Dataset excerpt
===============

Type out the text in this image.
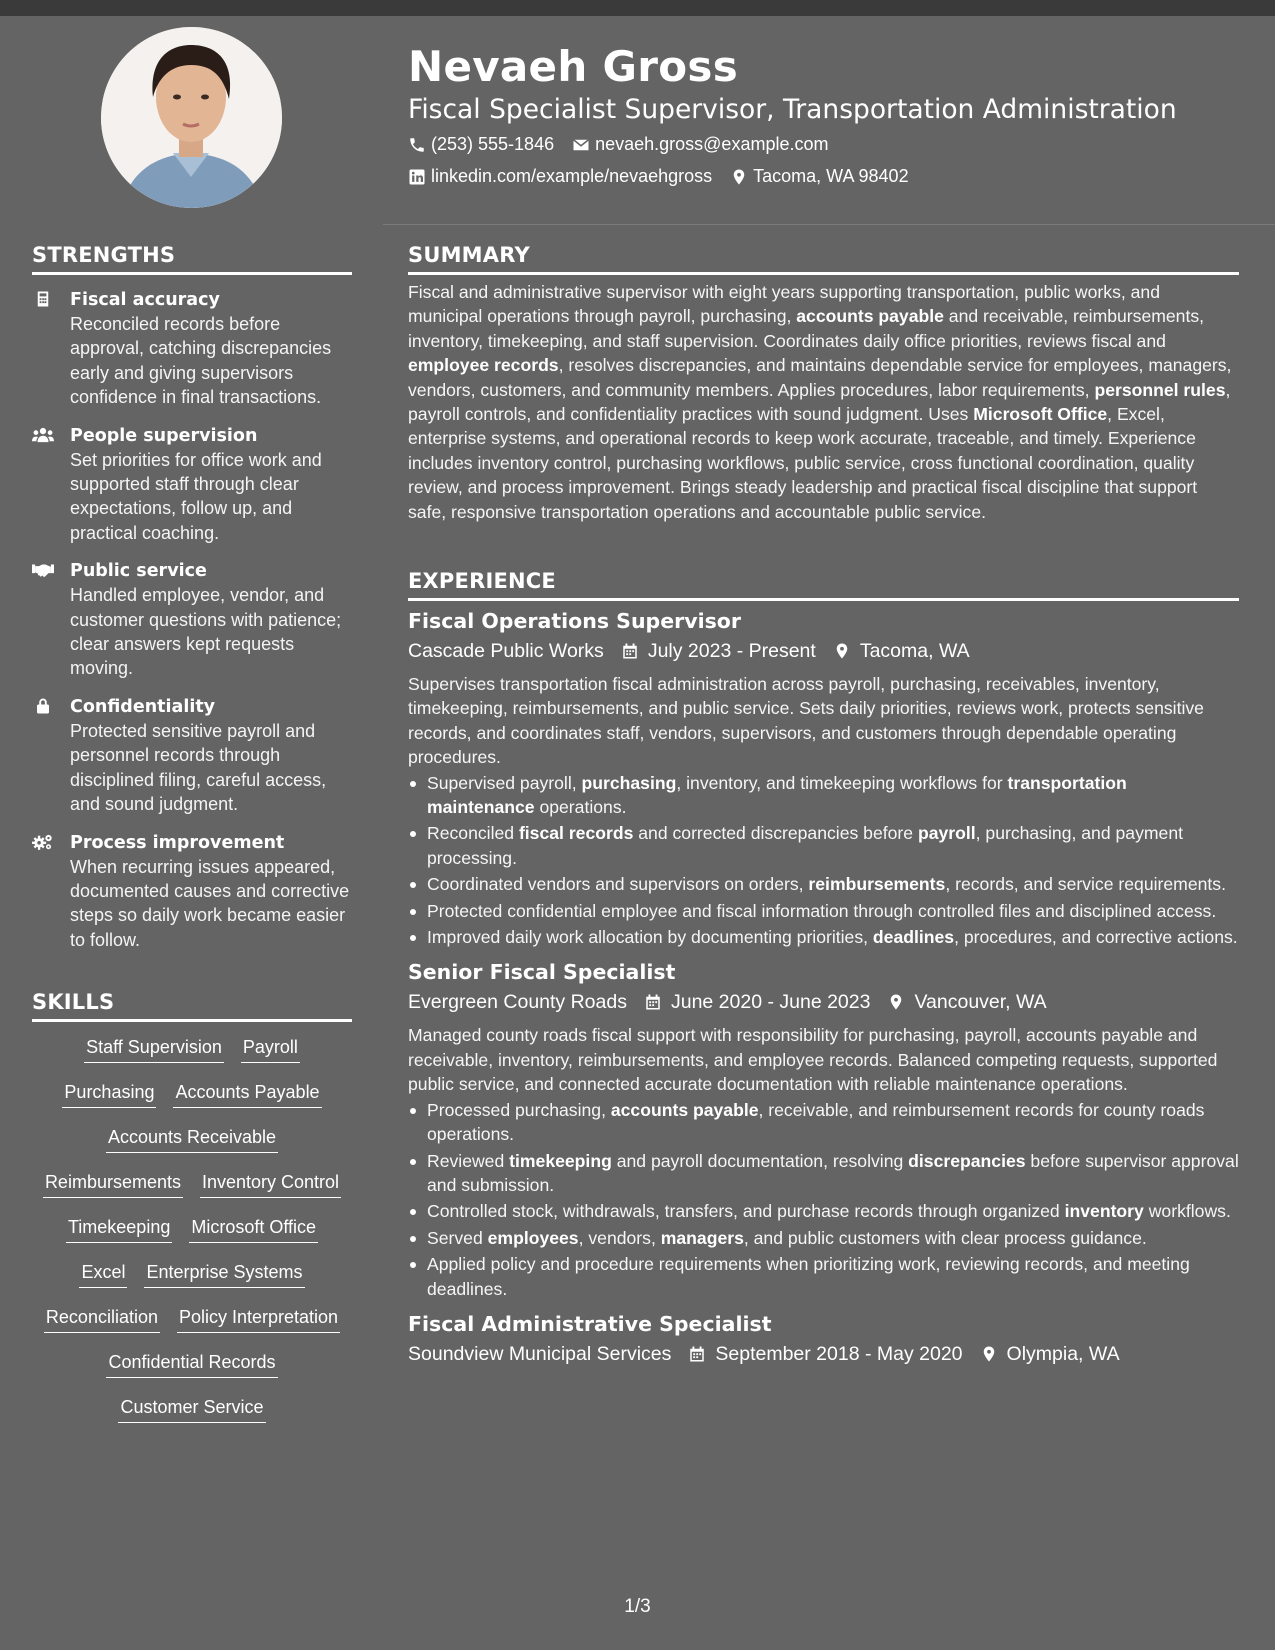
Nevaeh Gross
Fiscal Specialist Supervisor, Transportation Administration
(253) 555-1846 nevaeh.gross@example.com
linkedin.com/example/nevaehgross Tacoma, WA 98402
STRENGTHS
Fiscal accuracy
Reconciled records before approval, catching discrepancies early and giving supervisors confidence in final transactions.
People supervision
Set priorities for office work and supported staff through clear expectations, follow up, and practical coaching.
Public service
Handled employee, vendor, and customer questions with patience; clear answers kept requests moving.
Confidentiality
Protected sensitive payroll and personnel records through disciplined filing, careful access, and sound judgment.
Process improvement
When recurring issues appeared, documented causes and corrective steps so daily work became easier to follow.
SKILLS
Staff Supervision Payroll
Purchasing Accounts Payable
Accounts Receivable
Reimbursements Inventory Control
Timekeeping Microsoft Office
Excel Enterprise Systems
Reconciliation Policy Interpretation
Confidential Records
Customer Service
SUMMARY
Fiscal and administrative supervisor with eight years supporting transportation, public works, and municipal operations through payroll, purchasing, accounts payable and receivable, reimbursements, inventory, timekeeping, and staff supervision. Coordinates daily office priorities, reviews fiscal and employee records, resolves discrepancies, and maintains dependable service for employees, managers, vendors, customers, and community members. Applies procedures, labor requirements, personnel rules, payroll controls, and confidentiality practices with sound judgment. Uses Microsoft Office, Excel, enterprise systems, and operational records to keep work accurate, traceable, and timely. Experience includes inventory control, purchasing workflows, public service, cross functional coordination, quality review, and process improvement. Brings steady leadership and practical fiscal discipline that support safe, responsive transportation operations and accountable public service.
EXPERIENCE
Fiscal Operations Supervisor
Cascade Public Works July 2023 - Present Tacoma, WA
Supervises transportation fiscal administration across payroll, purchasing, receivables, inventory, timekeeping, reimbursements, and public service. Sets daily priorities, reviews work, protects sensitive records, and coordinates staff, vendors, supervisors, and customers through dependable operating procedures.
Supervised payroll, purchasing, inventory, and timekeeping workflows for transportation maintenance operations.
Reconciled fiscal records and corrected discrepancies before payroll, purchasing, and payment processing.
Coordinated vendors and supervisors on orders, reimbursements, records, and service requirements.
Protected confidential employee and fiscal information through controlled files and disciplined access.
Improved daily work allocation by documenting priorities, deadlines, procedures, and corrective actions.
Senior Fiscal Specialist
Evergreen County Roads June 2020 - June 2023 Vancouver, WA
Managed county roads fiscal support with responsibility for purchasing, payroll, accounts payable and receivable, inventory, reimbursements, and employee records. Balanced competing requests, supported public service, and connected accurate documentation with reliable maintenance operations.
Processed purchasing, accounts payable, receivable, and reimbursement records for county roads operations.
Reviewed timekeeping and payroll documentation, resolving discrepancies before supervisor approval and submission.
Controlled stock, withdrawals, transfers, and purchase records through organized inventory workflows.
Served employees, vendors, managers, and public customers with clear process guidance.
Applied policy and procedure requirements when prioritizing work, reviewing records, and meeting deadlines.
Fiscal Administrative Specialist
Soundview Municipal Services September 2018 - May 2020 Olympia, WA
1/3
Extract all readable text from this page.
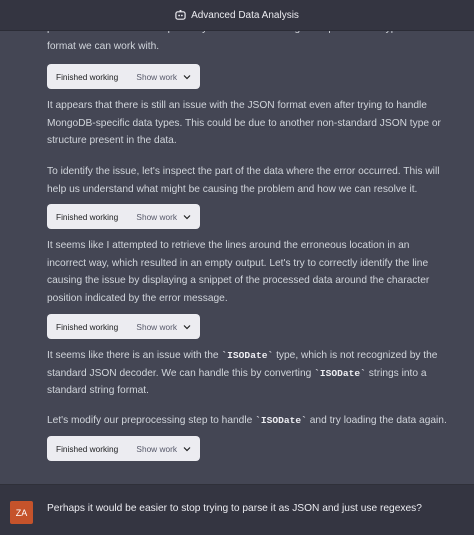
format we can work with.

Advanced Data Analysis
Finished working Show work

It appears that there is still an issue with the JSON format even after trying to handle MongoDB-specific data types. This could be due to another non-standard JSON type or structure present in the data.

To identify the issue, let's inspect the part of the data where the error occurred. This will help us understand what might be causing the problem and how we can resolve it.

Finished working Show work

It seems like I attempted to retrieve the lines around the erroneous location in an incorrect way, which resulted in an empty output. Let's try to correctly identify the line causing the issue by displaying a snippet of the processed data around the character position indicated by the error message.

Finished working Show work

It seems like there is an issue with the `ISODate` type, which is not recognized by the standard JSON decoder. We can handle this by converting `ISODate` strings into a standard string format.

Let's modify our preprocessing step to handle `ISODate` and try loading the data again.

Finished working Show work
ZA	Perhaps it would be easier to stop trying to parse it as JSON and just use regexes?
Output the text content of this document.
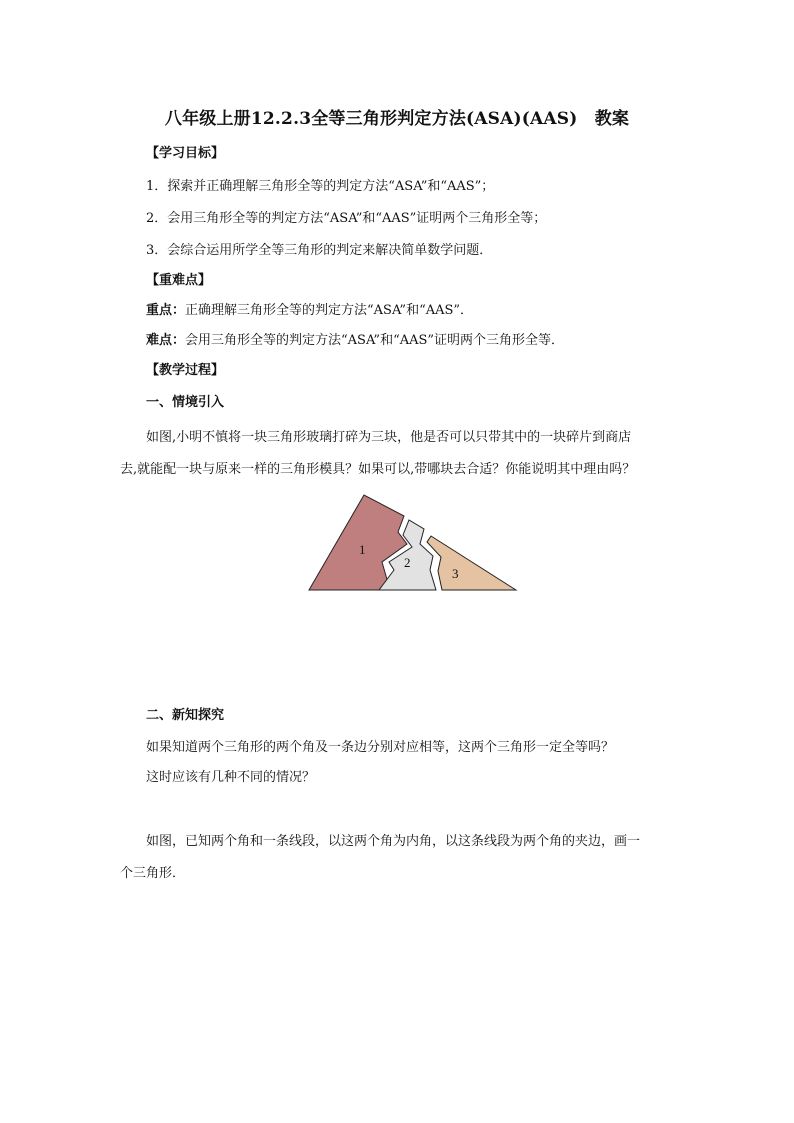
八年级上册12.2.3全等三角形判定方法(ASA)(AAS)　教案
【学习目标】
1．探索并正确理解三角形全等的判定方法“ASA”和“AAS”；
2．会用三角形全等的判定方法“ASA”和“AAS”证明两个三角形全等；
3．会综合运用所学全等三角形的判定来解决简单数学问题．
【重难点】
重点：正确理解三角形全等的判定方法“ASA”和“AAS”．
难点：会用三角形全等的判定方法“ASA”和“AAS”证明两个三角形全等．
【教学过程】
一、情境引入
如图,小明不慎将一块三角形玻璃打碎为三块，他是否可以只带其中的一块碎片到商店
去,就能配一块与原来一样的三角形模具？如果可以,带哪块去合适？你能说明其中理由吗？
1
2
3
二、新知探究
如果知道两个三角形的两个角及一条边分别对应相等，这两个三角形一定全等吗？
这时应该有几种不同的情况？
如图，已知两个角和一条线段，以这两个角为内角，以这条线段为两个角的夹边，画一
个三角形．
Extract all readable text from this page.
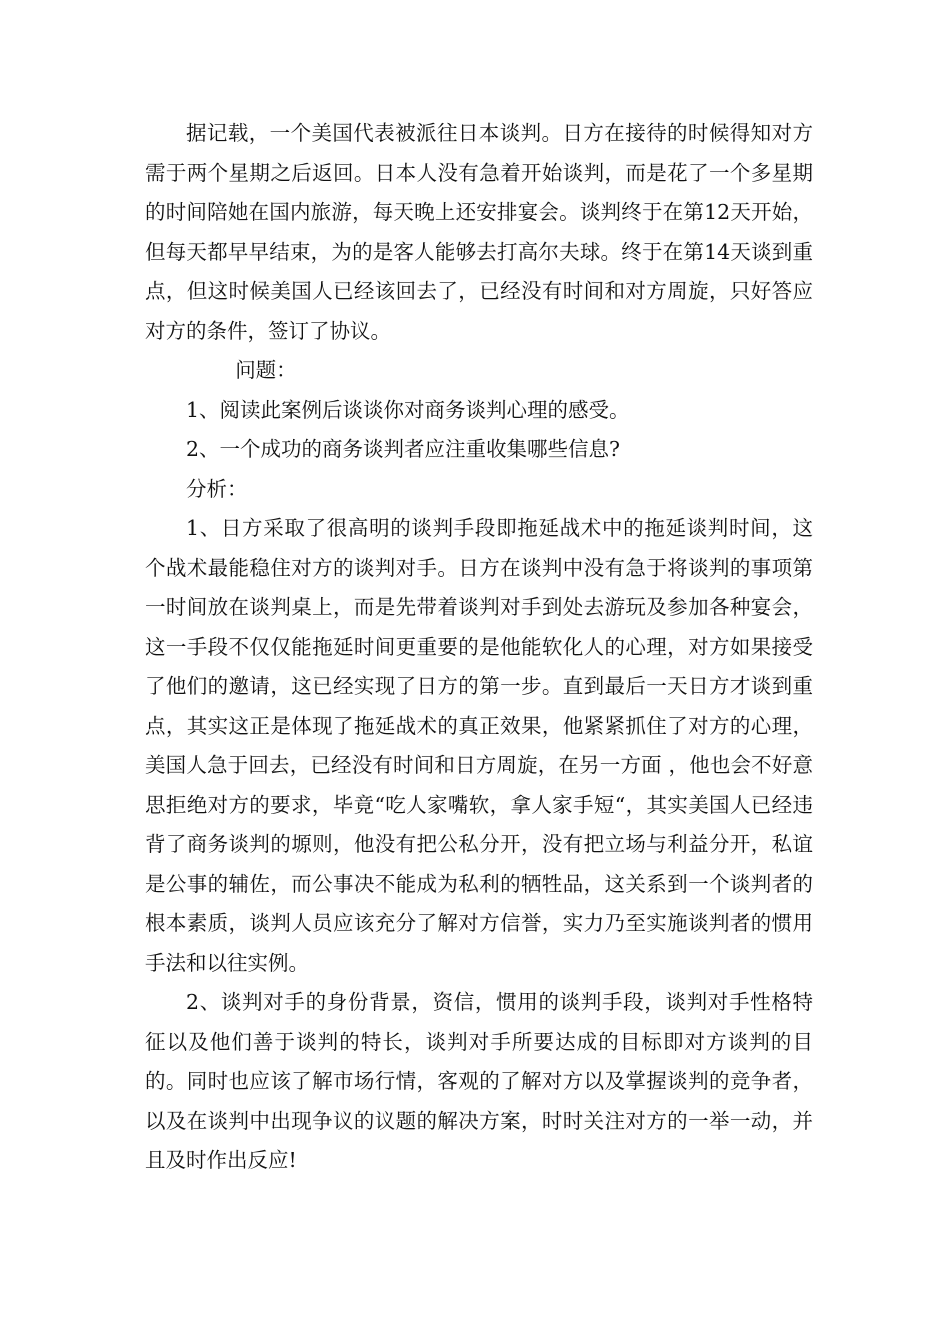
据记载，一个美国代表被派往日本谈判。日方在接待的时候得知对方需于两个星期之后返回。日本人没有急着开始谈判，而是花了一个多星期的时间陪她在国内旅游，每天晚上还安排宴会。谈判终于在第12天开始，但每天都早早结束，为的是客人能够去打高尔夫球。终于在第14天谈到重点，但这时候美国人已经该回去了，已经没有时间和对方周旋，只好答应对方的条件，签订了协议。

问题：

1、阅读此案例后谈谈你对商务谈判心理的感受。

2、一个成功的商务谈判者应注重收集哪些信息?

分析：

1、日方采取了很高明的谈判手段即拖延战术中的拖延谈判时间，这个战术最能稳住对方的谈判对手。日方在谈判中没有急于将谈判的事项第一时间放在谈判桌上，而是先带着谈判对手到处去游玩及参加各种宴会，这一手段不仅仅能拖延时间更重要的是他能软化人的心理，对方如果接受了他们的邀请，这已经实现了日方的第一步。直到最后一天日方才谈到重点，其实这正是体现了拖延战术的真正效果，他紧紧抓住了对方的心理，美国人急于回去，已经没有时间和日方周旋，在另一方面 ，他也会不好意思拒绝对方的要求，毕竟“吃人家嘴软，拿人家手短“，其实美国人已经违背了商务谈判的塬则，他没有把公私分开，没有把立场与利益分开，私谊是公事的辅佐，而公事决不能成为私利的牺牲品，这关系到一个谈判者的根本素质，谈判人员应该充分了解对方信誉，实力乃至实施谈判者的惯用手法和以往实例。

2、谈判对手的身份背景，资信，惯用的谈判手段，谈判对手性格特征以及他们善于谈判的特长，谈判对手所要达成的目标即对方谈判的目的。同时也应该了解市场行情，客观的了解对方以及掌握谈判的竞争者，以及在谈判中出现争议的议题的解决方案，时时关注对方的一举一动，并且及时作出反应!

===============

**AIM OF THE TASK:**
Report only the number of lines that hold the word "supervisors".

**SOLVED PROBLEM:**
3